-- SET TASK --
Each of the entries should be retyped precisely as it appears.

---------- GIVEN RECORDS

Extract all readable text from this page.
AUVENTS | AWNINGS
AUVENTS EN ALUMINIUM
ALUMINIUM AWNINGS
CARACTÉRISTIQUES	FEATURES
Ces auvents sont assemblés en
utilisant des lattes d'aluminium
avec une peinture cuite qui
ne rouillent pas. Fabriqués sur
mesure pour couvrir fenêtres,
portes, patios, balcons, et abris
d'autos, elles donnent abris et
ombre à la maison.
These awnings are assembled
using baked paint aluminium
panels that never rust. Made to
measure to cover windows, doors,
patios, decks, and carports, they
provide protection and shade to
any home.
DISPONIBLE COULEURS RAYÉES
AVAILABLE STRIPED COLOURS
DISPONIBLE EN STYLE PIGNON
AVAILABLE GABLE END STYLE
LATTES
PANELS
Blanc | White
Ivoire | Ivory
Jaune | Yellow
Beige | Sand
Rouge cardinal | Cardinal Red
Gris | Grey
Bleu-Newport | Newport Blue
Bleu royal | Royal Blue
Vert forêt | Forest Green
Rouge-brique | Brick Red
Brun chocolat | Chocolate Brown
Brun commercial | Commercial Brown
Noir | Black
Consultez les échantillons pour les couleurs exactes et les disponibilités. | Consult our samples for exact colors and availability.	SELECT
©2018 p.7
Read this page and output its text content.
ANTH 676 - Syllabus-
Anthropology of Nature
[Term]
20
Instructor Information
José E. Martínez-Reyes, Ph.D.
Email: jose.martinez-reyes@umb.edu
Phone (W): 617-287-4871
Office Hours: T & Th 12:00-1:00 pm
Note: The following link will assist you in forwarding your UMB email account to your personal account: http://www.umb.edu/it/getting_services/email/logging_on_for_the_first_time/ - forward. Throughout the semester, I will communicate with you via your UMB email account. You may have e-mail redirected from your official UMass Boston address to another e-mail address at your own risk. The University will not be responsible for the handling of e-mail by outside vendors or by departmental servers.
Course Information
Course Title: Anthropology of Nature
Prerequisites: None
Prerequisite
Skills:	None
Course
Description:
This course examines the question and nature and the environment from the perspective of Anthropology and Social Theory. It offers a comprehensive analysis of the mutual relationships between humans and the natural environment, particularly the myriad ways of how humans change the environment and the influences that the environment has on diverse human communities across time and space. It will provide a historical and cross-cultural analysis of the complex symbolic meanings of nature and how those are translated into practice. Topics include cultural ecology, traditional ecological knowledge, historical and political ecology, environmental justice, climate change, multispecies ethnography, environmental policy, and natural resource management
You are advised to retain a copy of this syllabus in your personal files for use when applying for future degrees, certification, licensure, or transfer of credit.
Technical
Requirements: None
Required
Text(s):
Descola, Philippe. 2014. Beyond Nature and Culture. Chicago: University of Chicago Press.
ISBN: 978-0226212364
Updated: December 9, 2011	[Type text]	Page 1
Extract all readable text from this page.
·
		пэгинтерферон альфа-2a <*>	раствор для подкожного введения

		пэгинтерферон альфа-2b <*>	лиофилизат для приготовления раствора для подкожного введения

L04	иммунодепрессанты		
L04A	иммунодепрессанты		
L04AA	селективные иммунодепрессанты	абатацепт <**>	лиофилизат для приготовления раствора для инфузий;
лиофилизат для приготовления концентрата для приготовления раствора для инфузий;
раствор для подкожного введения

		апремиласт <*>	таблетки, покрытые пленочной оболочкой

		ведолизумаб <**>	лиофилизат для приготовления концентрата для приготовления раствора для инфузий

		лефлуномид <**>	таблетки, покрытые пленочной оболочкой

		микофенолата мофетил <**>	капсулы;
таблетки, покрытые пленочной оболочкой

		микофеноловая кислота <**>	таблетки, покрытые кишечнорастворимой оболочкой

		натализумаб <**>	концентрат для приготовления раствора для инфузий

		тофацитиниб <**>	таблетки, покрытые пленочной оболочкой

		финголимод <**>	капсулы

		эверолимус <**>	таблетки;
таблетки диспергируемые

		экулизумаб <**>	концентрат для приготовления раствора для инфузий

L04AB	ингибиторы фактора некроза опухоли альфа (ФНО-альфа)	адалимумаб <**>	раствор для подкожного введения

--------------------

-- CORRECT ANSWER --
Extract all readable text from this page.
AUVENTS | AWNINGS
AUVENTS EN ALUMINIUM
ALUMINIUM AWNINGS
CARACTÉRISTIQUES	FEATURES
Ces auvents sont assemblés en
utilisant des lattes d'aluminium
avec une peinture cuite qui
ne rouillent pas. Fabriqués sur
mesure pour couvrir fenêtres,
portes, patios, balcons, et abris
d'autos, elles donnent abris et
ombre à la maison.
These awnings are assembled
using baked paint aluminium
panels that never rust. Made to
measure to cover windows, doors,
patios, decks, and carports, they
provide protection and shade to
any home.
DISPONIBLE COULEURS RAYÉES
AVAILABLE STRIPED COLOURS
DISPONIBLE EN STYLE PIGNON
AVAILABLE GABLE END STYLE
LATTES
PANELS
Blanc | White
Ivoire | Ivory
Jaune | Yellow
Beige | Sand
Rouge cardinal | Cardinal Red
Gris | Grey
Bleu-Newport | Newport Blue
Bleu royal | Royal Blue
Vert forêt | Forest Green
Rouge-brique | Brick Red
Brun chocolat | Chocolate Brown
Brun commercial | Commercial Brown
Noir | Black
Consultez les échantillons pour les couleurs exactes et les disponibilités. | Consult our samples for exact colors and availability.	SELECT
©2018 p.7
Read this page and output its text content.
ANTH 676 - Syllabus-
Anthropology of Nature
[Term]
20
Instructor Information
José E. Martínez-Reyes, Ph.D.
Email: jose.martinez-reyes@umb.edu
Phone (W): 617-287-4871
Office Hours: T & Th 12:00-1:00 pm
Note: The following link will assist you in forwarding your UMB email account to your personal account: http://www.umb.edu/it/getting_services/email/logging_on_for_the_first_time/ - forward. Throughout the semester, I will communicate with you via your UMB email account. You may have e-mail redirected from your official UMass Boston address to another e-mail address at your own risk. The University will not be responsible for the handling of e-mail by outside vendors or by departmental servers.
Course Information
Course Title: Anthropology of Nature
Prerequisites: None
Prerequisite
Skills:	None
Course
Description:
This course examines the question and nature and the environment from the perspective of Anthropology and Social Theory. It offers a comprehensive analysis of the mutual relationships between humans and the natural environment, particularly the myriad ways of how humans change the environment and the influences that the environment has on diverse human communities across time and space. It will provide a historical and cross-cultural analysis of the complex symbolic meanings of nature and how those are translated into practice. Topics include cultural ecology, traditional ecological knowledge, historical and political ecology, environmental justice, climate change, multispecies ethnography, environmental policy, and natural resource management
You are advised to retain a copy of this syllabus in your personal files for use when applying for future degrees, certification, licensure, or transfer of credit.
Technical
Requirements: None
Required
Text(s):
Descola, Philippe. 2014. Beyond Nature and Culture. Chicago: University of Chicago Press.
ISBN: 978-0226212364
Updated: December 9, 2011	[Type text]	Page 1
Extract all readable text from this page.
·
		пэгинтерферон альфа-2a <*>	раствор для подкожного введения

		пэгинтерферон альфа-2b <*>	лиофилизат для приготовления раствора для подкожного введения

L04	иммунодепрессанты		
L04A	иммунодепрессанты		
L04AA	селективные иммунодепрессанты	абатацепт <**>	лиофилизат для приготовления раствора для инфузий;
лиофилизат для приготовления концентрата для приготовления раствора для инфузий;
раствор для подкожного введения

		апремиласт <*>	таблетки, покрытые пленочной оболочкой

		ведолизумаб <**>	лиофилизат для приготовления концентрата для приготовления раствора для инфузий

		лефлуномид <**>	таблетки, покрытые пленочной оболочкой

		микофенолата мофетил <**>	капсулы;
таблетки, покрытые пленочной оболочкой

		микофеноловая кислота <**>	таблетки, покрытые кишечнорастворимой оболочкой

		натализумаб <**>	концентрат для приготовления раствора для инфузий

		тофацитиниб <**>	таблетки, покрытые пленочной оболочкой

		финголимод <**>	капсулы

		эверолимус <**>	таблетки;
таблетки диспергируемые

		экулизумаб <**>	концентрат для приготовления раствора для инфузий

L04AB	ингибиторы фактора некроза опухоли альфа (ФНО-альфа)	адалимумаб <**>	раствор для подкожного введения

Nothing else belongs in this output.